Some records:
::::

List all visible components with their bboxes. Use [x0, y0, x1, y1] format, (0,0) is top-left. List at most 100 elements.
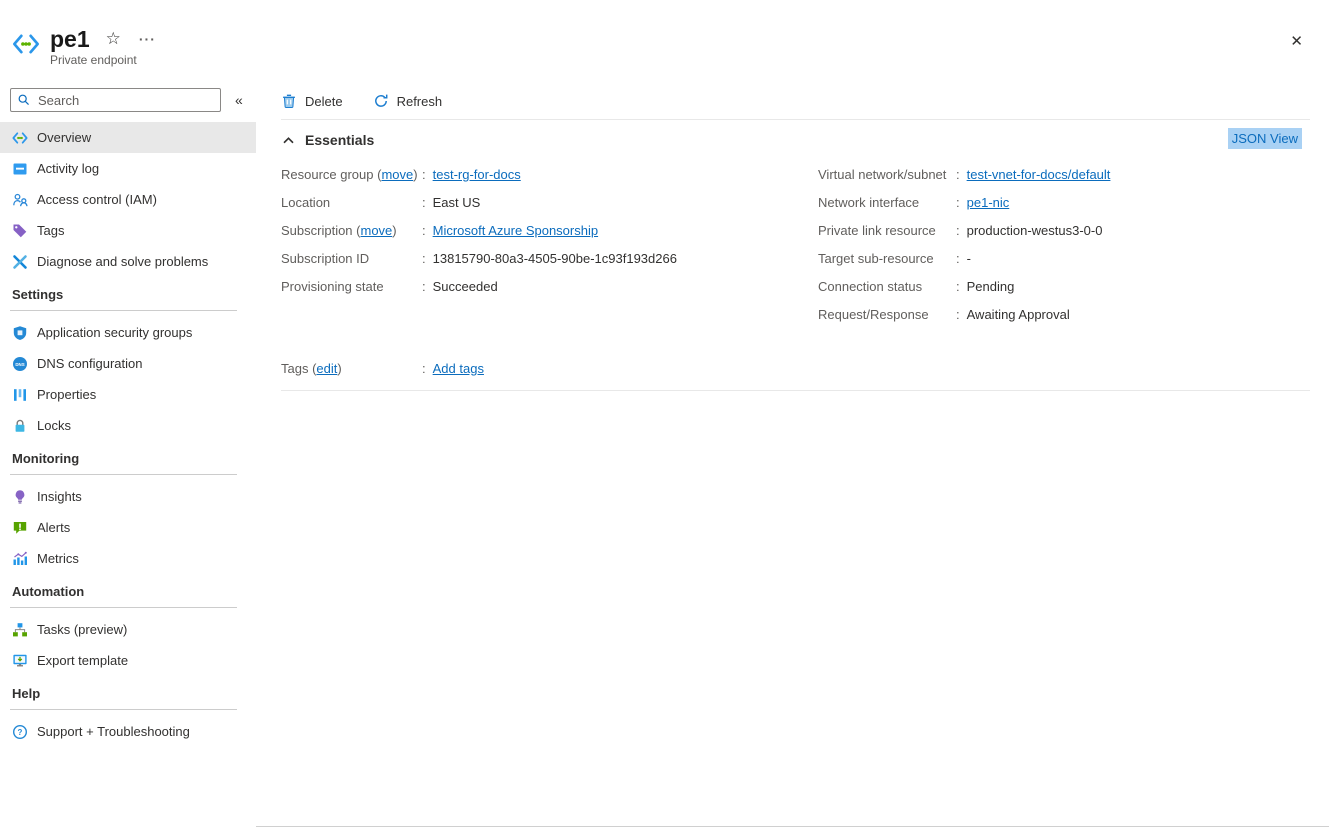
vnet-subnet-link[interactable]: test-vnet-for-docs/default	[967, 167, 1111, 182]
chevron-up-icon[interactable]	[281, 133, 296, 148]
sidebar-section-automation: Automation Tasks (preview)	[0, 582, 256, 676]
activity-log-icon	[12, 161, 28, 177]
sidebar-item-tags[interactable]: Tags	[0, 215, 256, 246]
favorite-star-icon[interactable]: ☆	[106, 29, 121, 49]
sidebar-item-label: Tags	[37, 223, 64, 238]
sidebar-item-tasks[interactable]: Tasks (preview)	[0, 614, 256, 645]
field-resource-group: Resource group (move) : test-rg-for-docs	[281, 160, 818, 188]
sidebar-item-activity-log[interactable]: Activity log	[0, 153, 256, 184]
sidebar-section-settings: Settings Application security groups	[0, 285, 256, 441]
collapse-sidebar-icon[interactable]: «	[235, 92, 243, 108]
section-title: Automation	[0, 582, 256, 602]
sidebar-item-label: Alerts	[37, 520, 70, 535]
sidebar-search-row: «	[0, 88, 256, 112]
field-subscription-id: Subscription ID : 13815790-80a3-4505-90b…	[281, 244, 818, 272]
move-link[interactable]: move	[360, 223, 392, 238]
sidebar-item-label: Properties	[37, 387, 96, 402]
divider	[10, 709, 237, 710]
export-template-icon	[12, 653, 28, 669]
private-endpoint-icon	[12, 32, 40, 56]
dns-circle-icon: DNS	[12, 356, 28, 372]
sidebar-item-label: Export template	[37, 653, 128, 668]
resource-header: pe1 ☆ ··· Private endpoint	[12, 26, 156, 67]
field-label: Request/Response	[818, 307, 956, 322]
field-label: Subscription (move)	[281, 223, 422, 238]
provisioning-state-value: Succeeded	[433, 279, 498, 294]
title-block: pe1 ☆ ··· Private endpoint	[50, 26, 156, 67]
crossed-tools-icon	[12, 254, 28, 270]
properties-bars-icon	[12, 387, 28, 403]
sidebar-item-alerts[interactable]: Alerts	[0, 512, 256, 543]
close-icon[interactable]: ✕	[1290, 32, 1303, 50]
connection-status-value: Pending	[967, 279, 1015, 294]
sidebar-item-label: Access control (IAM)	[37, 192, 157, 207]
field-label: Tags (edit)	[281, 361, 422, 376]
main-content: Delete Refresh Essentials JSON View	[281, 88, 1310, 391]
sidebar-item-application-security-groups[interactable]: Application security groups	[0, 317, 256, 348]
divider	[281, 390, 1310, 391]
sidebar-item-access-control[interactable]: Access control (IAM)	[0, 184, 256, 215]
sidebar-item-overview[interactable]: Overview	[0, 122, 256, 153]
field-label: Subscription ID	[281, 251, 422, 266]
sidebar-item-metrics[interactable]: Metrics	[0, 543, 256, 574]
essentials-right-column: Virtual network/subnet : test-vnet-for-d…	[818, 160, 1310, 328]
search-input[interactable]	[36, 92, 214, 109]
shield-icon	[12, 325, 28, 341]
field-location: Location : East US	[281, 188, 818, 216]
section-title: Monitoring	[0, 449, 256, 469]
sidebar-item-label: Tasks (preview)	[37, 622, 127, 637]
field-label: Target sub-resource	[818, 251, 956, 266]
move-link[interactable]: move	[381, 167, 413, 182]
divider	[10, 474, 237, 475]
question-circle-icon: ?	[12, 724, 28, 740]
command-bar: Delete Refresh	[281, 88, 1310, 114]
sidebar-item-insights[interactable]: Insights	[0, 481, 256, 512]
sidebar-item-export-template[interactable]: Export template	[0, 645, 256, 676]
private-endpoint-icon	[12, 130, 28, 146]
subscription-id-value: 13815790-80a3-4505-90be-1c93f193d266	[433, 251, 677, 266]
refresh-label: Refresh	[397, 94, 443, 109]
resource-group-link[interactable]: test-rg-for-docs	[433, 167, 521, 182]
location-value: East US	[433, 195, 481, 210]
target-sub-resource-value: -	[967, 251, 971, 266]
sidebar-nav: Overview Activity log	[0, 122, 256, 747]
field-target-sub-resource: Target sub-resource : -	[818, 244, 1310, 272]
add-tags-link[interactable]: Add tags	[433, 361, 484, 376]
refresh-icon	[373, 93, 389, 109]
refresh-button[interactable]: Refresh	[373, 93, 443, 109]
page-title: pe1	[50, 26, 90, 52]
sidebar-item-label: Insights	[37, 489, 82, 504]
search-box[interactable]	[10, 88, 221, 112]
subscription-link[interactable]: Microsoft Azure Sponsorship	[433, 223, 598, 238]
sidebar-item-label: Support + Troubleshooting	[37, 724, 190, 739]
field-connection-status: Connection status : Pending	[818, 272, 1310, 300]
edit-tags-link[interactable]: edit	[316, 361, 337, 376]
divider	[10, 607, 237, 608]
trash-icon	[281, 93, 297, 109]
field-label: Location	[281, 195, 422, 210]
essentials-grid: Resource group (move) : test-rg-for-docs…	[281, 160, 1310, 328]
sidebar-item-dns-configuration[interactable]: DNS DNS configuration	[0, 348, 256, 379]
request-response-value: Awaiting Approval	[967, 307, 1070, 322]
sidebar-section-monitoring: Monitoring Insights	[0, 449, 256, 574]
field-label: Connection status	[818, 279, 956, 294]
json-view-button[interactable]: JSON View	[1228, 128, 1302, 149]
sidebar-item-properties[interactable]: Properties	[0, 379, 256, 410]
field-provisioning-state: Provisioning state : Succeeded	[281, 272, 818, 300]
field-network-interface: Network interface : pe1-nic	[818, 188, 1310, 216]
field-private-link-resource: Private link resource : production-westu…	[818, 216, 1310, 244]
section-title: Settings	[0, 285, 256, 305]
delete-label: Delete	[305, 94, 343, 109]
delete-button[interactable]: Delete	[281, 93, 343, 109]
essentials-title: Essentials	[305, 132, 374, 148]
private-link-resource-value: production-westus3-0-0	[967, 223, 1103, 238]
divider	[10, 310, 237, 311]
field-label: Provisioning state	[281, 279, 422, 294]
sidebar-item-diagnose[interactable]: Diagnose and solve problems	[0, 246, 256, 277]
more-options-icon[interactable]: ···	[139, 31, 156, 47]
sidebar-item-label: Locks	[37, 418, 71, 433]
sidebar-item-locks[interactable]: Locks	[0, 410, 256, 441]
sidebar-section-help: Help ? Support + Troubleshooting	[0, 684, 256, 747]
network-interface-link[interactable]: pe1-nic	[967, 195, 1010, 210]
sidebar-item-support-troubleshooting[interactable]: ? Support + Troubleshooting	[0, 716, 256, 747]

::::

■ EXERCISE DIRECTIONS
Update the entries above by replacing "Pending" with "Approved" and keeping every other part the same. Leave the pictures out of your answer.

■ TASK SOLUTION
List all visible components with their bboxes. Use [x0, y0, x1, y1] format, (0,0) is top-left. List at most 100 elements.
vnet-subnet-link[interactable]: test-vnet-for-docs/default	[967, 167, 1111, 182]
chevron-up-icon[interactable]	[281, 133, 296, 148]
sidebar-section-automation: Automation Tasks (preview)	[0, 582, 256, 676]
activity-log-icon	[12, 161, 28, 177]
sidebar-item-tags[interactable]: Tags	[0, 215, 256, 246]
favorite-star-icon[interactable]: ☆	[106, 29, 121, 49]
sidebar-item-label: Tags	[37, 223, 64, 238]
sidebar-item-tasks[interactable]: Tasks (preview)	[0, 614, 256, 645]
field-resource-group: Resource group (move) : test-rg-for-docs	[281, 160, 818, 188]
sidebar-item-activity-log[interactable]: Activity log	[0, 153, 256, 184]
sidebar-section-settings: Settings Application security groups	[0, 285, 256, 441]
collapse-sidebar-icon[interactable]: «	[235, 92, 243, 108]
section-title: Automation	[0, 582, 256, 602]
sidebar-item-label: Alerts	[37, 520, 70, 535]
sidebar-search-row: «	[0, 88, 256, 112]
field-subscription-id: Subscription ID : 13815790-80a3-4505-90b…	[281, 244, 818, 272]
move-link[interactable]: move	[360, 223, 392, 238]
sidebar-item-label: Properties	[37, 387, 96, 402]
divider	[10, 709, 237, 710]
export-template-icon	[12, 653, 28, 669]
private-endpoint-icon	[12, 32, 40, 56]
dns-circle-icon: DNS	[12, 356, 28, 372]
sidebar-item-label: Export template	[37, 653, 128, 668]
resource-header: pe1 ☆ ··· Private endpoint	[12, 26, 156, 67]
field-label: Request/Response	[818, 307, 956, 322]
field-label: Subscription (move)	[281, 223, 422, 238]
provisioning-state-value: Succeeded	[433, 279, 498, 294]
title-block: pe1 ☆ ··· Private endpoint	[50, 26, 156, 67]
crossed-tools-icon	[12, 254, 28, 270]
properties-bars-icon	[12, 387, 28, 403]
sidebar-item-alerts[interactable]: Alerts	[0, 512, 256, 543]
close-icon[interactable]: ✕	[1290, 32, 1303, 50]
connection-status-value: Approved	[967, 279, 1015, 294]
sidebar-item-label: Access control (IAM)	[37, 192, 157, 207]
field-label: Tags (edit)	[281, 361, 422, 376]
main-content: Delete Refresh Essentials JSON View	[281, 88, 1310, 391]
sidebar-item-application-security-groups[interactable]: Application security groups	[0, 317, 256, 348]
divider	[281, 390, 1310, 391]
sidebar-item-access-control[interactable]: Access control (IAM)	[0, 184, 256, 215]
sidebar-item-overview[interactable]: Overview	[0, 122, 256, 153]
field-label: Subscription ID	[281, 251, 422, 266]
sidebar-item-metrics[interactable]: Metrics	[0, 543, 256, 574]
essentials-right-column: Virtual network/subnet : test-vnet-for-d…	[818, 160, 1310, 328]
search-input[interactable]	[36, 92, 214, 109]
shield-icon	[12, 325, 28, 341]
field-location: Location : East US	[281, 188, 818, 216]
section-title: Monitoring	[0, 449, 256, 469]
sidebar-item-label: Tasks (preview)	[37, 622, 127, 637]
field-label: Target sub-resource	[818, 251, 956, 266]
move-link[interactable]: move	[381, 167, 413, 182]
divider	[10, 474, 237, 475]
question-circle-icon: ?	[12, 724, 28, 740]
command-bar: Delete Refresh	[281, 88, 1310, 114]
sidebar-item-insights[interactable]: Insights	[0, 481, 256, 512]
sidebar-item-export-template[interactable]: Export template	[0, 645, 256, 676]
private-endpoint-icon	[12, 130, 28, 146]
subscription-id-value: 13815790-80a3-4505-90be-1c93f193d266	[433, 251, 677, 266]
refresh-label: Refresh	[397, 94, 443, 109]
resource-group-link[interactable]: test-rg-for-docs	[433, 167, 521, 182]
location-value: East US	[433, 195, 481, 210]
target-sub-resource-value: -	[967, 251, 971, 266]
sidebar-nav: Overview Activity log	[0, 122, 256, 747]
field-target-sub-resource: Target sub-resource : -	[818, 244, 1310, 272]
add-tags-link[interactable]: Add tags	[433, 361, 484, 376]
refresh-icon	[373, 93, 389, 109]
refresh-button[interactable]: Refresh	[373, 93, 443, 109]
page-title: pe1	[50, 26, 90, 52]
sidebar-item-label: Insights	[37, 489, 82, 504]
search-box[interactable]	[10, 88, 221, 112]
subscription-link[interactable]: Microsoft Azure Sponsorship	[433, 223, 598, 238]
sidebar-item-label: Support + Troubleshooting	[37, 724, 190, 739]
field-connection-status: Connection status : Approved	[818, 272, 1310, 300]
edit-tags-link[interactable]: edit	[316, 361, 337, 376]
divider	[10, 607, 237, 608]
trash-icon	[281, 93, 297, 109]
field-label: Location	[281, 195, 422, 210]
essentials-grid: Resource group (move) : test-rg-for-docs…	[281, 160, 1310, 328]
sidebar-item-dns-configuration[interactable]: DNS DNS configuration	[0, 348, 256, 379]
request-response-value: Awaiting Approval	[967, 307, 1070, 322]
sidebar-section-monitoring: Monitoring Insights	[0, 449, 256, 574]
field-label: Connection status	[818, 279, 956, 294]
json-view-button[interactable]: JSON View	[1228, 128, 1302, 149]
sidebar-item-properties[interactable]: Properties	[0, 379, 256, 410]
field-provisioning-state: Provisioning state : Succeeded	[281, 272, 818, 300]
field-network-interface: Network interface : pe1-nic	[818, 188, 1310, 216]
field-private-link-resource: Private link resource : production-westu…	[818, 216, 1310, 244]
section-title: Settings	[0, 285, 256, 305]
delete-label: Delete	[305, 94, 343, 109]
delete-button[interactable]: Delete	[281, 93, 343, 109]
essentials-title: Essentials	[305, 132, 374, 148]
private-link-resource-value: production-westus3-0-0	[967, 223, 1103, 238]
divider	[10, 310, 237, 311]
field-label: Provisioning state	[281, 279, 422, 294]
sidebar-item-diagnose[interactable]: Diagnose and solve problems	[0, 246, 256, 277]
more-options-icon[interactable]: ···	[139, 31, 156, 47]
sidebar-item-label: Locks	[37, 418, 71, 433]
sidebar-item-locks[interactable]: Locks	[0, 410, 256, 441]
sidebar-section-help: Help ? Support + Troubleshooting	[0, 684, 256, 747]
network-interface-link[interactable]: pe1-nic	[967, 195, 1010, 210]
sidebar-item-support-troubleshooting[interactable]: ? Support + Troubleshooting	[0, 716, 256, 747]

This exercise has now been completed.